> **Written request**: Reproduce the records below in their entirety, character for character.

####################

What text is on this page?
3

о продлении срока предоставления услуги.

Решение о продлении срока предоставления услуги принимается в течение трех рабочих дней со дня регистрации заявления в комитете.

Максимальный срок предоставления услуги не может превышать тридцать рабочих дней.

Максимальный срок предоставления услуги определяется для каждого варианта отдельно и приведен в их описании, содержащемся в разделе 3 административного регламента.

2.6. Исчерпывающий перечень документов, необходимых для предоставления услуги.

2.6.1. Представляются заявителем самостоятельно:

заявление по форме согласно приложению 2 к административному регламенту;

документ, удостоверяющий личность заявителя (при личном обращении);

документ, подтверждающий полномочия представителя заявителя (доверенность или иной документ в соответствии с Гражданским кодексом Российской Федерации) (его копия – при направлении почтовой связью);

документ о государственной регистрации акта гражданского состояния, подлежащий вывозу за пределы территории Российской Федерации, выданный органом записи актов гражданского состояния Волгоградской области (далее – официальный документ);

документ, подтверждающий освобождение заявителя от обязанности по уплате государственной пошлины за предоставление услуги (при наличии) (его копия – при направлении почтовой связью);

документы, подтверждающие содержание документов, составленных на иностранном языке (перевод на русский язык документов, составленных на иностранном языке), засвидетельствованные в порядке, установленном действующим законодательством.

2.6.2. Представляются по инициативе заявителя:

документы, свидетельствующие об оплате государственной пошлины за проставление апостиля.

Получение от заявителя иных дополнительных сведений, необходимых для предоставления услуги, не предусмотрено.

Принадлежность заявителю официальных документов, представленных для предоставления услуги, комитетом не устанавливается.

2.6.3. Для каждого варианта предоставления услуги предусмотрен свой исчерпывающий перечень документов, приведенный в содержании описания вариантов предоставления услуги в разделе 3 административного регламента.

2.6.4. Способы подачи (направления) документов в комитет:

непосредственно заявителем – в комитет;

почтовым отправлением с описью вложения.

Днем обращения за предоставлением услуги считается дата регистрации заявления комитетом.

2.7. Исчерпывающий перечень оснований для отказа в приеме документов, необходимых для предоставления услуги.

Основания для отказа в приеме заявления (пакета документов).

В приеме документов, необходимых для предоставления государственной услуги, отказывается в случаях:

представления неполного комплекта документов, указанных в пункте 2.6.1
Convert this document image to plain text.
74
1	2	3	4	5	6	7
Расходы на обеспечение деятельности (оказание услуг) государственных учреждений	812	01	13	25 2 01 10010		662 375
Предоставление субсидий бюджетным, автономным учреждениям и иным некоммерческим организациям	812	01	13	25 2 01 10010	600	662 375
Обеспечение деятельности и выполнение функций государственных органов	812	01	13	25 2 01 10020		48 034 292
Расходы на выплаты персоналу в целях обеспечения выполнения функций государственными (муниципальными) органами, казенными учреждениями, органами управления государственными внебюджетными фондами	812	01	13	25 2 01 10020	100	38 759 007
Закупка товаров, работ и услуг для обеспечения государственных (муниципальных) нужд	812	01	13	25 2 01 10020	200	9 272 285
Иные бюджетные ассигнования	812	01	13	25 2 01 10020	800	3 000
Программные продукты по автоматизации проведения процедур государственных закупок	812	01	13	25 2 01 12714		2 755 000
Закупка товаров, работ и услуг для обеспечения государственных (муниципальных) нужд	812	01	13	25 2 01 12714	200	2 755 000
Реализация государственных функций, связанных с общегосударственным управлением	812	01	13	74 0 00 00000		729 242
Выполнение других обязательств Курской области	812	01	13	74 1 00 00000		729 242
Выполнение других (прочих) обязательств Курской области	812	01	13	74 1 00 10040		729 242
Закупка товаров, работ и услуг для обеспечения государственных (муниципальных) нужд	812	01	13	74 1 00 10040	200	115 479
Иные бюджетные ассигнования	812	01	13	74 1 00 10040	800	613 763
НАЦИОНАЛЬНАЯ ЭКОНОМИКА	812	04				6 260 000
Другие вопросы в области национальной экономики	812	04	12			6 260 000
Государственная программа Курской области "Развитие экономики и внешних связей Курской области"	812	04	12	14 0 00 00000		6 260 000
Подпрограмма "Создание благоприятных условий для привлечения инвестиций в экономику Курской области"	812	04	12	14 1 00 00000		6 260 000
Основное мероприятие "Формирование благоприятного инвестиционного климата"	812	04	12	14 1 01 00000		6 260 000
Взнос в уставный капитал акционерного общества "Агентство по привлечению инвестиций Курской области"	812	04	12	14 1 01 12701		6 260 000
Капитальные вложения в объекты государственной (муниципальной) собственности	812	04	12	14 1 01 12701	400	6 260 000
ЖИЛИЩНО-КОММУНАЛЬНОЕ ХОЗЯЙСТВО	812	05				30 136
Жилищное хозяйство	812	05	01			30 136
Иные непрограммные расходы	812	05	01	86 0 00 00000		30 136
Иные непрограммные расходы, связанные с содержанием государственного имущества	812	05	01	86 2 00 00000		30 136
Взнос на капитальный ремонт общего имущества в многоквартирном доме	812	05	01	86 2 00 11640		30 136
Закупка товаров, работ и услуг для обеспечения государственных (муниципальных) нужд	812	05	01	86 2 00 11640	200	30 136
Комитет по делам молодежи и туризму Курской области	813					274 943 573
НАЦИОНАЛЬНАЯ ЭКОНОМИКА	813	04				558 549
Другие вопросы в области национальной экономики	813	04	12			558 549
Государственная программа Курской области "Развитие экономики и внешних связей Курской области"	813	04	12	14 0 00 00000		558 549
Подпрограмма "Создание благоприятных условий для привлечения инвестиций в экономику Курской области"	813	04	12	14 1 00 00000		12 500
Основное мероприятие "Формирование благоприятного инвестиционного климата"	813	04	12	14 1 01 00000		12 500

####################

> **Answer in full**:
What text is on this page?
3

о продлении срока предоставления услуги.

Решение о продлении срока предоставления услуги принимается в течение трех рабочих дней со дня регистрации заявления в комитете.

Максимальный срок предоставления услуги не может превышать тридцать рабочих дней.

Максимальный срок предоставления услуги определяется для каждого варианта отдельно и приведен в их описании, содержащемся в разделе 3 административного регламента.

2.6. Исчерпывающий перечень документов, необходимых для предоставления услуги.

2.6.1. Представляются заявителем самостоятельно:

заявление по форме согласно приложению 2 к административному регламенту;

документ, удостоверяющий личность заявителя (при личном обращении);

документ, подтверждающий полномочия представителя заявителя (доверенность или иной документ в соответствии с Гражданским кодексом Российской Федерации) (его копия – при направлении почтовой связью);

документ о государственной регистрации акта гражданского состояния, подлежащий вывозу за пределы территории Российской Федерации, выданный органом записи актов гражданского состояния Волгоградской области (далее – официальный документ);

документ, подтверждающий освобождение заявителя от обязанности по уплате государственной пошлины за предоставление услуги (при наличии) (его копия – при направлении почтовой связью);

документы, подтверждающие содержание документов, составленных на иностранном языке (перевод на русский язык документов, составленных на иностранном языке), засвидетельствованные в порядке, установленном действующим законодательством.

2.6.2. Представляются по инициативе заявителя:

документы, свидетельствующие об оплате государственной пошлины за проставление апостиля.

Получение от заявителя иных дополнительных сведений, необходимых для предоставления услуги, не предусмотрено.

Принадлежность заявителю официальных документов, представленных для предоставления услуги, комитетом не устанавливается.

2.6.3. Для каждого варианта предоставления услуги предусмотрен свой исчерпывающий перечень документов, приведенный в содержании описания вариантов предоставления услуги в разделе 3 административного регламента.

2.6.4. Способы подачи (направления) документов в комитет:

непосредственно заявителем – в комитет;

почтовым отправлением с описью вложения.

Днем обращения за предоставлением услуги считается дата регистрации заявления комитетом.

2.7. Исчерпывающий перечень оснований для отказа в приеме документов, необходимых для предоставления услуги.

Основания для отказа в приеме заявления (пакета документов).

В приеме документов, необходимых для предоставления государственной услуги, отказывается в случаях:

представления неполного комплекта документов, указанных в пункте 2.6.1
Convert this document image to plain text.
74
1	2	3	4	5	6	7
Расходы на обеспечение деятельности (оказание услуг) государственных учреждений	812	01	13	25 2 01 10010		662 375
Предоставление субсидий бюджетным, автономным учреждениям и иным некоммерческим организациям	812	01	13	25 2 01 10010	600	662 375
Обеспечение деятельности и выполнение функций государственных органов	812	01	13	25 2 01 10020		48 034 292
Расходы на выплаты персоналу в целях обеспечения выполнения функций государственными (муниципальными) органами, казенными учреждениями, органами управления государственными внебюджетными фондами	812	01	13	25 2 01 10020	100	38 759 007
Закупка товаров, работ и услуг для обеспечения государственных (муниципальных) нужд	812	01	13	25 2 01 10020	200	9 272 285
Иные бюджетные ассигнования	812	01	13	25 2 01 10020	800	3 000
Программные продукты по автоматизации проведения процедур государственных закупок	812	01	13	25 2 01 12714		2 755 000
Закупка товаров, работ и услуг для обеспечения государственных (муниципальных) нужд	812	01	13	25 2 01 12714	200	2 755 000
Реализация государственных функций, связанных с общегосударственным управлением	812	01	13	74 0 00 00000		729 242
Выполнение других обязательств Курской области	812	01	13	74 1 00 00000		729 242
Выполнение других (прочих) обязательств Курской области	812	01	13	74 1 00 10040		729 242
Закупка товаров, работ и услуг для обеспечения государственных (муниципальных) нужд	812	01	13	74 1 00 10040	200	115 479
Иные бюджетные ассигнования	812	01	13	74 1 00 10040	800	613 763
НАЦИОНАЛЬНАЯ ЭКОНОМИКА	812	04				6 260 000
Другие вопросы в области национальной экономики	812	04	12			6 260 000
Государственная программа Курской области "Развитие экономики и внешних связей Курской области"	812	04	12	14 0 00 00000		6 260 000
Подпрограмма "Создание благоприятных условий для привлечения инвестиций в экономику Курской области"	812	04	12	14 1 00 00000		6 260 000
Основное мероприятие "Формирование благоприятного инвестиционного климата"	812	04	12	14 1 01 00000		6 260 000
Взнос в уставный капитал акционерного общества "Агентство по привлечению инвестиций Курской области"	812	04	12	14 1 01 12701		6 260 000
Капитальные вложения в объекты государственной (муниципальной) собственности	812	04	12	14 1 01 12701	400	6 260 000
ЖИЛИЩНО-КОММУНАЛЬНОЕ ХОЗЯЙСТВО	812	05				30 136
Жилищное хозяйство	812	05	01			30 136
Иные непрограммные расходы	812	05	01	86 0 00 00000		30 136
Иные непрограммные расходы, связанные с содержанием государственного имущества	812	05	01	86 2 00 00000		30 136
Взнос на капитальный ремонт общего имущества в многоквартирном доме	812	05	01	86 2 00 11640		30 136
Закупка товаров, работ и услуг для обеспечения государственных (муниципальных) нужд	812	05	01	86 2 00 11640	200	30 136
Комитет по делам молодежи и туризму Курской области	813					274 943 573
НАЦИОНАЛЬНАЯ ЭКОНОМИКА	813	04				558 549
Другие вопросы в области национальной экономики	813	04	12			558 549
Государственная программа Курской области "Развитие экономики и внешних связей Курской области"	813	04	12	14 0 00 00000		558 549
Подпрограмма "Создание благоприятных условий для привлечения инвестиций в экономику Курской области"	813	04	12	14 1 00 00000		12 500
Основное мероприятие "Формирование благоприятного инвестиционного климата"	813	04	12	14 1 01 00000		12 500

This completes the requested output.